* Begin *
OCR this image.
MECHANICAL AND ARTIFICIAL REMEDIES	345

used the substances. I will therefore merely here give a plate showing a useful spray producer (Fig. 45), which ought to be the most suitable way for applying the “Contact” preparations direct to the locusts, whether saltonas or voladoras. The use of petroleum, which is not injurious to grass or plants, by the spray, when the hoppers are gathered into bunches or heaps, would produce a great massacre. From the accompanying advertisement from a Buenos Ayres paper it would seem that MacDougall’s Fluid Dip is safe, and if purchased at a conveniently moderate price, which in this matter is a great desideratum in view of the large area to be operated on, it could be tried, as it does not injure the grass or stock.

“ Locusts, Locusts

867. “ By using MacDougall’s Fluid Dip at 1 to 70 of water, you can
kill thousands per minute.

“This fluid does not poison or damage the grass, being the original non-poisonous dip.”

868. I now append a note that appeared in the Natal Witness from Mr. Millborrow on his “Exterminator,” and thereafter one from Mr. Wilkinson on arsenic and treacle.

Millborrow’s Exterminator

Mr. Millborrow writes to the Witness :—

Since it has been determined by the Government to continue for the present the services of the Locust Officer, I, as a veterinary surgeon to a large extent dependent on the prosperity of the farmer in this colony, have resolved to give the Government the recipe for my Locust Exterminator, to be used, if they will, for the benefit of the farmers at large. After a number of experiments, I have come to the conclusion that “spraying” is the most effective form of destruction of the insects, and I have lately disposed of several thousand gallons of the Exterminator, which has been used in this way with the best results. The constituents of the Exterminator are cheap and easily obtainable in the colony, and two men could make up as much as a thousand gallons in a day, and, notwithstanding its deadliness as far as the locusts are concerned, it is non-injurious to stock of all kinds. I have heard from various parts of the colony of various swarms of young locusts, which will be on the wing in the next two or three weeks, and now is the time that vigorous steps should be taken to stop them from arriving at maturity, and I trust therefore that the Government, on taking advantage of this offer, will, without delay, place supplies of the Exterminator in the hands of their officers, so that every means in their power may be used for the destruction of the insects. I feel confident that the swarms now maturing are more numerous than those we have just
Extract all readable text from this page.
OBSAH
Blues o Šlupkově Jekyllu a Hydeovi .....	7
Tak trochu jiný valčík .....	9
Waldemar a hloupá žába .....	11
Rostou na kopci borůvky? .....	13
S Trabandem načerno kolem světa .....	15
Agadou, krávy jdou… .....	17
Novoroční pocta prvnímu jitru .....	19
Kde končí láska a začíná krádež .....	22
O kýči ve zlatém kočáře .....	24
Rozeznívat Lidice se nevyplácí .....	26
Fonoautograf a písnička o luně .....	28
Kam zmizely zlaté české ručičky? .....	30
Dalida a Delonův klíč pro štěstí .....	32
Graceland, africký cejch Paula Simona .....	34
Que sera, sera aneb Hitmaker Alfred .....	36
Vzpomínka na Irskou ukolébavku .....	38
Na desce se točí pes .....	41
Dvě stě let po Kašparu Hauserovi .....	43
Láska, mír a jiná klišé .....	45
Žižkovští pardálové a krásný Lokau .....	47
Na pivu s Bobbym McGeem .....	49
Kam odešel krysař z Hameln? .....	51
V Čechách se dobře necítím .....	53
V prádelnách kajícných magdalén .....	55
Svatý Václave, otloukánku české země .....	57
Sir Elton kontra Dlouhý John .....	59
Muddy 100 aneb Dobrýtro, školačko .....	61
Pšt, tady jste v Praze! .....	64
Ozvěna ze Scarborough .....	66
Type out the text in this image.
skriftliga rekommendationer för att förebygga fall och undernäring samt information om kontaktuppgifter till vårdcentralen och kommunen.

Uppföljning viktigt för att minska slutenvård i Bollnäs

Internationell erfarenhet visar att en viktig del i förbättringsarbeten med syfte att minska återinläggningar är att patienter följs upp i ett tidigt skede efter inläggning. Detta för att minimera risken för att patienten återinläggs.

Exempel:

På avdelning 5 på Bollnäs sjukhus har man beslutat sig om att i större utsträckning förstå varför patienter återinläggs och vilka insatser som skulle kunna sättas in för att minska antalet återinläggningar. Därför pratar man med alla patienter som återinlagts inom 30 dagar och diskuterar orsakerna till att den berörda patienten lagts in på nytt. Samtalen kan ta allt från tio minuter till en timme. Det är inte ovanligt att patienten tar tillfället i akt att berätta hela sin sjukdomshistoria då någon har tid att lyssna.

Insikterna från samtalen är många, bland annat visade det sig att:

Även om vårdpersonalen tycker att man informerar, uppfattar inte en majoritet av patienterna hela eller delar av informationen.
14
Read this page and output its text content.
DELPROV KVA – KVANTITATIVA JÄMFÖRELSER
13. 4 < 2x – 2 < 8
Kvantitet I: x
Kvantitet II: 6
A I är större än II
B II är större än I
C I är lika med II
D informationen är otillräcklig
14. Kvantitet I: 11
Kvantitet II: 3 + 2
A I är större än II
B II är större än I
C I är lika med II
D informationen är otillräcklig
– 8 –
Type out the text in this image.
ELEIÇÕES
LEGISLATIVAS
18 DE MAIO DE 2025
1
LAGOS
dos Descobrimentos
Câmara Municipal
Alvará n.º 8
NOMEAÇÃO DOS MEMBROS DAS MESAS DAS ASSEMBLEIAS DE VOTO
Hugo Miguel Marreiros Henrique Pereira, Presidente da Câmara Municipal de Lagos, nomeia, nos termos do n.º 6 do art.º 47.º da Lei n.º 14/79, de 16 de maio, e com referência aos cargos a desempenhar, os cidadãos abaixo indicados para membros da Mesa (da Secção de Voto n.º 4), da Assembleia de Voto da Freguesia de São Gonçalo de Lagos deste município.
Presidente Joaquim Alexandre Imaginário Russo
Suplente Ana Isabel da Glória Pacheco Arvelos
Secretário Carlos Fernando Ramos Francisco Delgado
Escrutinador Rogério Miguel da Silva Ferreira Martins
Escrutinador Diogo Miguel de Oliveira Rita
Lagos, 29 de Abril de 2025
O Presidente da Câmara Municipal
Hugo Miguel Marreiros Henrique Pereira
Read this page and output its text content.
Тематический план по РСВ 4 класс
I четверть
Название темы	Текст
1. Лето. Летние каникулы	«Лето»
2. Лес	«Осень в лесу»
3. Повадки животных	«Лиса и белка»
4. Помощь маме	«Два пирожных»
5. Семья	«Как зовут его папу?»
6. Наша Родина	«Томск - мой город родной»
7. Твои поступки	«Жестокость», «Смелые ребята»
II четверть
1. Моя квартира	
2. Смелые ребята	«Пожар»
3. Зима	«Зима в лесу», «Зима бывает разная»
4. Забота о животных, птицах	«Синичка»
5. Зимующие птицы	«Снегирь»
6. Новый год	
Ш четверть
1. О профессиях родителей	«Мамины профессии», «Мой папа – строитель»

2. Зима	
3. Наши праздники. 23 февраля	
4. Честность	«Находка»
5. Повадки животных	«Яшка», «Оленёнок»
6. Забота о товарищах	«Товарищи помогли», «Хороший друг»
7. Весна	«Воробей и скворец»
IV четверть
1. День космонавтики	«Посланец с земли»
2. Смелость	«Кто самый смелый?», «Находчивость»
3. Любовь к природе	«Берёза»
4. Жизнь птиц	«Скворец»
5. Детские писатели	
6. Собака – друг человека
* End *
- [PROBLEM] Take each line of the material that contains the word "patienten" and list it.

- [RESULT OF THIS EXERCISE]
Internationell erfarenhet visar att en viktig del i förbättringsarbeten med syfte att minska återinläggningar är att patienter följs upp i ett tidigt skede efter inläggning. Detta för att minimera risken för att patienten återinläggs.
På avdelning 5 på Bollnäs sjukhus har man beslutat sig om att i större utsträckning förstå varför patienter återinläggs och vilka insatser som skulle kunna sättas in för att minska antalet återinläggningar. Därför pratar man med alla patienter som återinlagts inom 30 dagar och diskuterar orsakerna till att den berörda patienten lagts in på nytt. Samtalen kan ta allt från tio minuter till en timme. Det är inte ovanligt att patienten tar tillfället i akt att berätta hela sin sjukdomshistoria då någon har tid att lyssna.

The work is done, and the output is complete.